'''

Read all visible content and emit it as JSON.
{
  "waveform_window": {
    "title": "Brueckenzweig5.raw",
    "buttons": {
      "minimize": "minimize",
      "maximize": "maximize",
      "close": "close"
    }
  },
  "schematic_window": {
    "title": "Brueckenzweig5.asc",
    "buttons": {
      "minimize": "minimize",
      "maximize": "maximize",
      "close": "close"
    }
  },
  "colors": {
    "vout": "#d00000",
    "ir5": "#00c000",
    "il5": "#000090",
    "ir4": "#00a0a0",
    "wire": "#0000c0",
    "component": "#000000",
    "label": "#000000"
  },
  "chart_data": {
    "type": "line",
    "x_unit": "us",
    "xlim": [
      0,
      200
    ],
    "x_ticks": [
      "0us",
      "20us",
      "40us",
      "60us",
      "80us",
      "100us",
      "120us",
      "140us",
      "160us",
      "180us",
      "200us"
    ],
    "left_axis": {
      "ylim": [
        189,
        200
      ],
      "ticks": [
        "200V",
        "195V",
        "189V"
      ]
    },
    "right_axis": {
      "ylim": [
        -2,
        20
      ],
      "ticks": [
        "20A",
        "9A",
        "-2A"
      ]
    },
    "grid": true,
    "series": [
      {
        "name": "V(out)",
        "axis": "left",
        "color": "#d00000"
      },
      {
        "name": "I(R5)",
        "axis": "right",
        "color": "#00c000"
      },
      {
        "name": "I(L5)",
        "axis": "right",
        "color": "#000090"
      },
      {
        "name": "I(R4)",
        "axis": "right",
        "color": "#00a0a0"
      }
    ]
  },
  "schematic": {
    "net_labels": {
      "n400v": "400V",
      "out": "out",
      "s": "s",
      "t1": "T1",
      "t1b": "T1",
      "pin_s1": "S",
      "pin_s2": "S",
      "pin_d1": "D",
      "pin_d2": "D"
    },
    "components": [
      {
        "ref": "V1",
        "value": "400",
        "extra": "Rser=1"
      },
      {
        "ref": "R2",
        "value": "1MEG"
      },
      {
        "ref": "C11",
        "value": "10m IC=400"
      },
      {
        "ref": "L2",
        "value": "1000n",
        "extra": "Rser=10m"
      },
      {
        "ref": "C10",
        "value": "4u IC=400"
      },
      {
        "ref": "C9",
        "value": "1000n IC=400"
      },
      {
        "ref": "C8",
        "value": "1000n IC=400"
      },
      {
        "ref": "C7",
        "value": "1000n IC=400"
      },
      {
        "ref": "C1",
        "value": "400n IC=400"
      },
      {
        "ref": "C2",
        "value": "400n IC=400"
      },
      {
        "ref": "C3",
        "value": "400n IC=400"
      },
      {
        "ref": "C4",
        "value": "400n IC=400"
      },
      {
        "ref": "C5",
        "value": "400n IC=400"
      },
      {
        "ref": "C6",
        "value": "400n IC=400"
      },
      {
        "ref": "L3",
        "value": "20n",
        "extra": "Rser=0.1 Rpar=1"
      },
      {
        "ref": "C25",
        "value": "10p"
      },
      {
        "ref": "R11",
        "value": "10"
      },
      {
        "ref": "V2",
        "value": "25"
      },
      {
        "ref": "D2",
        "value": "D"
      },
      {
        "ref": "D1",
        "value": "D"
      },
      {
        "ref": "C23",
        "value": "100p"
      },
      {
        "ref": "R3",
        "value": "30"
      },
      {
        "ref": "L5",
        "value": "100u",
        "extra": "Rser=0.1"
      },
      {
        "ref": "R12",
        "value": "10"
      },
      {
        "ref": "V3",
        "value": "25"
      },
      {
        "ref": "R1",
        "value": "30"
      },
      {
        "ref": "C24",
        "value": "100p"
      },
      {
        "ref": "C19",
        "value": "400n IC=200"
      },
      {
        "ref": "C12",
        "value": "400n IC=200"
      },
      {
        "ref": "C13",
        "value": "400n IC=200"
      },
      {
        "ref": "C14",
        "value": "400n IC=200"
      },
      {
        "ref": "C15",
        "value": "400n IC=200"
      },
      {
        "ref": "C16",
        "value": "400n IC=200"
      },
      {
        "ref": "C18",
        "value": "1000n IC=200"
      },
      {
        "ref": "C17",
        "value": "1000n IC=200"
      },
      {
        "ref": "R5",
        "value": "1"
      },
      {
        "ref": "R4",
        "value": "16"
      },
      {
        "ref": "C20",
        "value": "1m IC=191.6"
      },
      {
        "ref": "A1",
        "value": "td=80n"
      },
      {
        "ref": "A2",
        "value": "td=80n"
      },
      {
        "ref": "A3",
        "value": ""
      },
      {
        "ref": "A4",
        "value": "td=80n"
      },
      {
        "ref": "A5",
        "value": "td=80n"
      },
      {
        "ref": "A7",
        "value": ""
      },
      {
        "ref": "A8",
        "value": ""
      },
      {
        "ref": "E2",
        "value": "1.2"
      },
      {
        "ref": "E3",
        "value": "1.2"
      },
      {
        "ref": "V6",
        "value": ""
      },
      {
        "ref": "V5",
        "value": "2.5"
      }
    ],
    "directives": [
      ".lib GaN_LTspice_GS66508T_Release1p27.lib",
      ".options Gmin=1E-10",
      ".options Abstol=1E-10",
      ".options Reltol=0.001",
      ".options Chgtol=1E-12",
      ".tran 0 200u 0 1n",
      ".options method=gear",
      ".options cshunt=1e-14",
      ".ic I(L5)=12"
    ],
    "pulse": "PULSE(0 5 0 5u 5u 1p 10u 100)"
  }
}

'''

• TASK BRIEF
Write the entire listing out again, word for word.

• PROBLEM SOLUTION
Read all visible content and emit it as JSON.
{
  "waveform_window": {
    "title": "Brueckenzweig5.raw",
    "buttons": {
      "minimize": "minimize",
      "maximize": "maximize",
      "close": "close"
    }
  },
  "schematic_window": {
    "title": "Brueckenzweig5.asc",
    "buttons": {
      "minimize": "minimize",
      "maximize": "maximize",
      "close": "close"
    }
  },
  "colors": {
    "vout": "#d00000",
    "ir5": "#00c000",
    "il5": "#000090",
    "ir4": "#00a0a0",
    "wire": "#0000c0",
    "component": "#000000",
    "label": "#000000"
  },
  "chart_data": {
    "type": "line",
    "x_unit": "us",
    "xlim": [
      0,
      200
    ],
    "x_ticks": [
      "0us",
      "20us",
      "40us",
      "60us",
      "80us",
      "100us",
      "120us",
      "140us",
      "160us",
      "180us",
      "200us"
    ],
    "left_axis": {
      "ylim": [
        189,
        200
      ],
      "ticks": [
        "200V",
        "195V",
        "189V"
      ]
    },
    "right_axis": {
      "ylim": [
        -2,
        20
      ],
      "ticks": [
        "20A",
        "9A",
        "-2A"
      ]
    },
    "grid": true,
    "series": [
      {
        "name": "V(out)",
        "axis": "left",
        "color": "#d00000"
      },
      {
        "name": "I(R5)",
        "axis": "right",
        "color": "#00c000"
      },
      {
        "name": "I(L5)",
        "axis": "right",
        "color": "#000090"
      },
      {
        "name": "I(R4)",
        "axis": "right",
        "color": "#00a0a0"
      }
    ]
  },
  "schematic": {
    "net_labels": {
      "n400v": "400V",
      "out": "out",
      "s": "s",
      "t1": "T1",
      "t1b": "T1",
      "pin_s1": "S",
      "pin_s2": "S",
      "pin_d1": "D",
      "pin_d2": "D"
    },
    "components": [
      {
        "ref": "V1",
        "value": "400",
        "extra": "Rser=1"
      },
      {
        "ref": "R2",
        "value": "1MEG"
      },
      {
        "ref": "C11",
        "value": "10m IC=400"
      },
      {
        "ref": "L2",
        "value": "1000n",
        "extra": "Rser=10m"
      },
      {
        "ref": "C10",
        "value": "4u IC=400"
      },
      {
        "ref": "C9",
        "value": "1000n IC=400"
      },
      {
        "ref": "C8",
        "value": "1000n IC=400"
      },
      {
        "ref": "C7",
        "value": "1000n IC=400"
      },
      {
        "ref": "C1",
        "value": "400n IC=400"
      },
      {
        "ref": "C2",
        "value": "400n IC=400"
      },
      {
        "ref": "C3",
        "value": "400n IC=400"
      },
      {
        "ref": "C4",
        "value": "400n IC=400"
      },
      {
        "ref": "C5",
        "value": "400n IC=400"
      },
      {
        "ref": "C6",
        "value": "400n IC=400"
      },
      {
        "ref": "L3",
        "value": "20n",
        "extra": "Rser=0.1 Rpar=1"
      },
      {
        "ref": "C25",
        "value": "10p"
      },
      {
        "ref": "R11",
        "value": "10"
      },
      {
        "ref": "V2",
        "value": "25"
      },
      {
        "ref": "D2",
        "value": "D"
      },
      {
        "ref": "D1",
        "value": "D"
      },
      {
        "ref": "C23",
        "value": "100p"
      },
      {
        "ref": "R3",
        "value": "30"
      },
      {
        "ref": "L5",
        "value": "100u",
        "extra": "Rser=0.1"
      },
      {
        "ref": "R12",
        "value": "10"
      },
      {
        "ref": "V3",
        "value": "25"
      },
      {
        "ref": "R1",
        "value": "30"
      },
      {
        "ref": "C24",
        "value": "100p"
      },
      {
        "ref": "C19",
        "value": "400n IC=200"
      },
      {
        "ref": "C12",
        "value": "400n IC=200"
      },
      {
        "ref": "C13",
        "value": "400n IC=200"
      },
      {
        "ref": "C14",
        "value": "400n IC=200"
      },
      {
        "ref": "C15",
        "value": "400n IC=200"
      },
      {
        "ref": "C16",
        "value": "400n IC=200"
      },
      {
        "ref": "C18",
        "value": "1000n IC=200"
      },
      {
        "ref": "C17",
        "value": "1000n IC=200"
      },
      {
        "ref": "R5",
        "value": "1"
      },
      {
        "ref": "R4",
        "value": "16"
      },
      {
        "ref": "C20",
        "value": "1m IC=191.6"
      },
      {
        "ref": "A1",
        "value": "td=80n"
      },
      {
        "ref": "A2",
        "value": "td=80n"
      },
      {
        "ref": "A3",
        "value": ""
      },
      {
        "ref": "A4",
        "value": "td=80n"
      },
      {
        "ref": "A5",
        "value": "td=80n"
      },
      {
        "ref": "A7",
        "value": ""
      },
      {
        "ref": "A8",
        "value": ""
      },
      {
        "ref": "E2",
        "value": "1.2"
      },
      {
        "ref": "E3",
        "value": "1.2"
      },
      {
        "ref": "V6",
        "value": ""
      },
      {
        "ref": "V5",
        "value": "2.5"
      }
    ],
    "directives": [
      ".lib GaN_LTspice_GS66508T_Release1p27.lib",
      ".options Gmin=1E-10",
      ".options Abstol=1E-10",
      ".options Reltol=0.001",
      ".options Chgtol=1E-12",
      ".tran 0 200u 0 1n",
      ".options method=gear",
      ".options cshunt=1e-14",
      ".ic I(L5)=12"
    ],
    "pulse": "PULSE(0 5 0 5u 5u 1p 10u 100)"
  }
}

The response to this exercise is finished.